[Records from a data collection]
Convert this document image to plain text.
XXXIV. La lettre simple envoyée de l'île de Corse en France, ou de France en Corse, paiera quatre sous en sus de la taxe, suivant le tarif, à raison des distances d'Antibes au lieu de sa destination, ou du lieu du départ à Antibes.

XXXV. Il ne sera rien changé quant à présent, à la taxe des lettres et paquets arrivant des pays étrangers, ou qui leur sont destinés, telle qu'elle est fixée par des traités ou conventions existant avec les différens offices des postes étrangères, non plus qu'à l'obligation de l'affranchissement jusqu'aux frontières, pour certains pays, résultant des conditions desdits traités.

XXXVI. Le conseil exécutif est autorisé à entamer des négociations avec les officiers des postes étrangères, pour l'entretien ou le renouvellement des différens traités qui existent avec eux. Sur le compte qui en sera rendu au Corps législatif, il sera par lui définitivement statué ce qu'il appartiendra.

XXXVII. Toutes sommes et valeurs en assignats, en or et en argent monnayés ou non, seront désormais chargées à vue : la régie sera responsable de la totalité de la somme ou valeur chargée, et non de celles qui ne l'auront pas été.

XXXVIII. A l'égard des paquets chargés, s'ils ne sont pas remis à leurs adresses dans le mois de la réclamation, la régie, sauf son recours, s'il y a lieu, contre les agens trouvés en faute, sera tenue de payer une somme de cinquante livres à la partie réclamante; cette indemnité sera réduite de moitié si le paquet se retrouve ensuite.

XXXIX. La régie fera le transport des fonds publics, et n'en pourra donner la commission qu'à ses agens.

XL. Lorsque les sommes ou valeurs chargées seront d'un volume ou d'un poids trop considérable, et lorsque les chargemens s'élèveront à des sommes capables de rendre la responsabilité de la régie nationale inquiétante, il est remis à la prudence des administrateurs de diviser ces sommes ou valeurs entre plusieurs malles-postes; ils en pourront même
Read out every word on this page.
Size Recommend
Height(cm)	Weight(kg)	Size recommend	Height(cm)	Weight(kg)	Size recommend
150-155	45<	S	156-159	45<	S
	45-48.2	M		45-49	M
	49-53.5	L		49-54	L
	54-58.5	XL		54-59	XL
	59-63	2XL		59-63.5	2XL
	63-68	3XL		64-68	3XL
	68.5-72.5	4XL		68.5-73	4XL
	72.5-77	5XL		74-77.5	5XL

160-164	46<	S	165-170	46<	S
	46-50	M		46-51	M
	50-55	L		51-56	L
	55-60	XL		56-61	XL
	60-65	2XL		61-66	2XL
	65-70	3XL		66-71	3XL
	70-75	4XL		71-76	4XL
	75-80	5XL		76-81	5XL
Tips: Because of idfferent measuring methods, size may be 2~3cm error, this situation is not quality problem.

WHAT IS BEING ASKED:
Set all of the entries down again, exactly as they were given.

TASK RESULT:
Convert this document image to plain text.
XXXIV. La lettre simple envoyée de l'île de Corse en France, ou de France en Corse, paiera quatre sous en sus de la taxe, suivant le tarif, à raison des distances d'Antibes au lieu de sa destination, ou du lieu du départ à Antibes.

XXXV. Il ne sera rien changé quant à présent, à la taxe des lettres et paquets arrivant des pays étrangers, ou qui leur sont destinés, telle qu'elle est fixée par des traités ou conventions existant avec les différens offices des postes étrangères, non plus qu'à l'obligation de l'affranchissement jusqu'aux frontières, pour certains pays, résultant des conditions desdits traités.

XXXVI. Le conseil exécutif est autorisé à entamer des négociations avec les officiers des postes étrangères, pour l'entretien ou le renouvellement des différens traités qui existent avec eux. Sur le compte qui en sera rendu au Corps législatif, il sera par lui définitivement statué ce qu'il appartiendra.

XXXVII. Toutes sommes et valeurs en assignats, en or et en argent monnayés ou non, seront désormais chargées à vue : la régie sera responsable de la totalité de la somme ou valeur chargée, et non de celles qui ne l'auront pas été.

XXXVIII. A l'égard des paquets chargés, s'ils ne sont pas remis à leurs adresses dans le mois de la réclamation, la régie, sauf son recours, s'il y a lieu, contre les agens trouvés en faute, sera tenue de payer une somme de cinquante livres à la partie réclamante; cette indemnité sera réduite de moitié si le paquet se retrouve ensuite.

XXXIX. La régie fera le transport des fonds publics, et n'en pourra donner la commission qu'à ses agens.

XL. Lorsque les sommes ou valeurs chargées seront d'un volume ou d'un poids trop considérable, et lorsque les chargemens s'élèveront à des sommes capables de rendre la responsabilité de la régie nationale inquiétante, il est remis à la prudence des administrateurs de diviser ces sommes ou valeurs entre plusieurs malles-postes; ils en pourront même
Read out every word on this page.
Size Recommend
Height(cm)	Weight(kg)	Size recommend	Height(cm)	Weight(kg)	Size recommend
150-155	45<	S	156-159	45<	S
	45-48.2	M		45-49	M
	49-53.5	L		49-54	L
	54-58.5	XL		54-59	XL
	59-63	2XL		59-63.5	2XL
	63-68	3XL		64-68	3XL
	68.5-72.5	4XL		68.5-73	4XL
	72.5-77	5XL		74-77.5	5XL

160-164	46<	S	165-170	46<	S
	46-50	M		46-51	M
	50-55	L		51-56	L
	55-60	XL		56-61	XL
	60-65	2XL		61-66	2XL
	65-70	3XL		66-71	3XL
	70-75	4XL		71-76	4XL
	75-80	5XL		76-81	5XL
Tips: Because of idfferent measuring methods, size may be 2~3cm error, this situation is not quality problem.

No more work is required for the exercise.